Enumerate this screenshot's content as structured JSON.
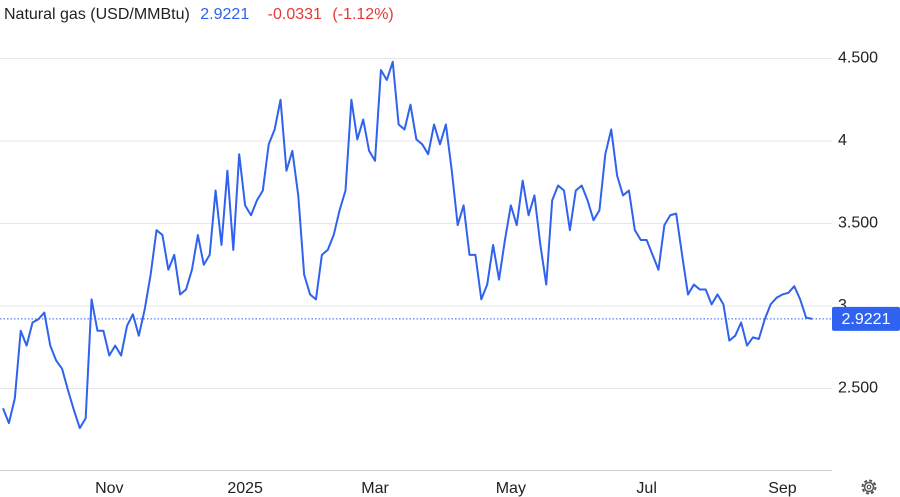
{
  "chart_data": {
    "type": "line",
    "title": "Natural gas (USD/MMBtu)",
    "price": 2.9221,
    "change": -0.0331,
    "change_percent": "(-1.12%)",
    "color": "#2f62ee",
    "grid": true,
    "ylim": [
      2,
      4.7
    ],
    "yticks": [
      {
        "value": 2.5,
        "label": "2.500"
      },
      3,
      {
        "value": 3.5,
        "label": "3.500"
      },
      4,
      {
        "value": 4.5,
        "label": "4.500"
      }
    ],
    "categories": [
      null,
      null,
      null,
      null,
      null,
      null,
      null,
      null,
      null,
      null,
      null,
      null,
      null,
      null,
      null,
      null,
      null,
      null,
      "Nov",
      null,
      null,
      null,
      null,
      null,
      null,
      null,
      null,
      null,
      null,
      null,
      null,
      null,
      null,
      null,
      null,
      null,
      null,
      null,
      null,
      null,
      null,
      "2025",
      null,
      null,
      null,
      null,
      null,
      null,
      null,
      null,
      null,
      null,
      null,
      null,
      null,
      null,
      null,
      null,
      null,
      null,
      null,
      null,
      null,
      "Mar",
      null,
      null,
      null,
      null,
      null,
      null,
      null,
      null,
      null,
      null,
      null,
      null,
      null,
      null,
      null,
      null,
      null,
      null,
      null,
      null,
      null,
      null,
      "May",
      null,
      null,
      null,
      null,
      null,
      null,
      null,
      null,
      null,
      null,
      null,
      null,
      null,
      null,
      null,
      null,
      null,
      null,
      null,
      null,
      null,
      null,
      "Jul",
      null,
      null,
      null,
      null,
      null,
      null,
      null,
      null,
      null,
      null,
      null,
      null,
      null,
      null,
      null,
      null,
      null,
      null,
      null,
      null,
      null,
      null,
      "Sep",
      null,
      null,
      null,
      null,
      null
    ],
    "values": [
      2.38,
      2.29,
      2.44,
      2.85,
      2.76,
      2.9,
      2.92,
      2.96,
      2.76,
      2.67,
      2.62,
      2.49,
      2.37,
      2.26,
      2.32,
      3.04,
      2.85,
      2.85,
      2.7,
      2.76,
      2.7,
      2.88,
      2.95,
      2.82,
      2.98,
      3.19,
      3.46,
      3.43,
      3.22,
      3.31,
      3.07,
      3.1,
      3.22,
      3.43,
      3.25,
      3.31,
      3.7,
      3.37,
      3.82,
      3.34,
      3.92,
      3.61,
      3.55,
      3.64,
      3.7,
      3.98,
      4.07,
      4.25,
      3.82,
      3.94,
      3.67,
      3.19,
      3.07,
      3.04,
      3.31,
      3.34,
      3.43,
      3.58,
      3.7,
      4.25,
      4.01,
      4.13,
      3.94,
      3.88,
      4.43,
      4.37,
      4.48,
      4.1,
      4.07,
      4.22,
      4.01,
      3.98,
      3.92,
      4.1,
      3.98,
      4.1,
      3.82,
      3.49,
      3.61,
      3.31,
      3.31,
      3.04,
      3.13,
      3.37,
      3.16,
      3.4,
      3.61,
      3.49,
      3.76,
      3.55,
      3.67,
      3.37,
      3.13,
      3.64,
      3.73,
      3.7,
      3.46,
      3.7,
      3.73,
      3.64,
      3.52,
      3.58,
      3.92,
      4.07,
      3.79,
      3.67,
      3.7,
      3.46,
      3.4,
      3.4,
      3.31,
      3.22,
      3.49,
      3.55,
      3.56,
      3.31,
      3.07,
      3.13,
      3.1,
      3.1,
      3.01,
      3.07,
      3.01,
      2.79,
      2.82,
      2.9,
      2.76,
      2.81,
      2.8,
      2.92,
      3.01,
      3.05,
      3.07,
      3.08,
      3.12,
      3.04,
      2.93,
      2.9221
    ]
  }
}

# # #

Short problem: Leave out the pictures and give the rest of the records again exactly.

Task response:
Enumerate this screenshot's content as structured JSON.
{
  "chart_data": {
    "type": "line",
    "title": "Natural gas (USD/MMBtu)",
    "price": 2.9221,
    "change": -0.0331,
    "change_percent": "(-1.12%)",
    "color": "#2f62ee",
    "grid": true,
    "ylim": [
      2,
      4.7
    ],
    "yticks": [
      {
        "value": 2.5,
        "label": "2.500"
      },
      3,
      {
        "value": 3.5,
        "label": "3.500"
      },
      4,
      {
        "value": 4.5,
        "label": "4.500"
      }
    ],
    "categories": [
      null,
      null,
      null,
      null,
      null,
      null,
      null,
      null,
      null,
      null,
      null,
      null,
      null,
      null,
      null,
      null,
      null,
      null,
      "Nov",
      null,
      null,
      null,
      null,
      null,
      null,
      null,
      null,
      null,
      null,
      null,
      null,
      null,
      null,
      null,
      null,
      null,
      null,
      null,
      null,
      null,
      null,
      "2025",
      null,
      null,
      null,
      null,
      null,
      null,
      null,
      null,
      null,
      null,
      null,
      null,
      null,
      null,
      null,
      null,
      null,
      null,
      null,
      null,
      null,
      "Mar",
      null,
      null,
      null,
      null,
      null,
      null,
      null,
      null,
      null,
      null,
      null,
      null,
      null,
      null,
      null,
      null,
      null,
      null,
      null,
      null,
      null,
      null,
      "May",
      null,
      null,
      null,
      null,
      null,
      null,
      null,
      null,
      null,
      null,
      null,
      null,
      null,
      null,
      null,
      null,
      null,
      null,
      null,
      null,
      null,
      null,
      "Jul",
      null,
      null,
      null,
      null,
      null,
      null,
      null,
      null,
      null,
      null,
      null,
      null,
      null,
      null,
      null,
      null,
      null,
      null,
      null,
      null,
      null,
      null,
      "Sep",
      null,
      null,
      null,
      null,
      null
    ],
    "values": [
      2.38,
      2.29,
      2.44,
      2.85,
      2.76,
      2.9,
      2.92,
      2.96,
      2.76,
      2.67,
      2.62,
      2.49,
      2.37,
      2.26,
      2.32,
      3.04,
      2.85,
      2.85,
      2.7,
      2.76,
      2.7,
      2.88,
      2.95,
      2.82,
      2.98,
      3.19,
      3.46,
      3.43,
      3.22,
      3.31,
      3.07,
      3.1,
      3.22,
      3.43,
      3.25,
      3.31,
      3.7,
      3.37,
      3.82,
      3.34,
      3.92,
      3.61,
      3.55,
      3.64,
      3.7,
      3.98,
      4.07,
      4.25,
      3.82,
      3.94,
      3.67,
      3.19,
      3.07,
      3.04,
      3.31,
      3.34,
      3.43,
      3.58,
      3.7,
      4.25,
      4.01,
      4.13,
      3.94,
      3.88,
      4.43,
      4.37,
      4.48,
      4.1,
      4.07,
      4.22,
      4.01,
      3.98,
      3.92,
      4.1,
      3.98,
      4.1,
      3.82,
      3.49,
      3.61,
      3.31,
      3.31,
      3.04,
      3.13,
      3.37,
      3.16,
      3.4,
      3.61,
      3.49,
      3.76,
      3.55,
      3.67,
      3.37,
      3.13,
      3.64,
      3.73,
      3.7,
      3.46,
      3.7,
      3.73,
      3.64,
      3.52,
      3.58,
      3.92,
      4.07,
      3.79,
      3.67,
      3.7,
      3.46,
      3.4,
      3.4,
      3.31,
      3.22,
      3.49,
      3.55,
      3.56,
      3.31,
      3.07,
      3.13,
      3.1,
      3.1,
      3.01,
      3.07,
      3.01,
      2.79,
      2.82,
      2.9,
      2.76,
      2.81,
      2.8,
      2.92,
      3.01,
      3.05,
      3.07,
      3.08,
      3.12,
      3.04,
      2.93,
      2.9221
    ]
  }
}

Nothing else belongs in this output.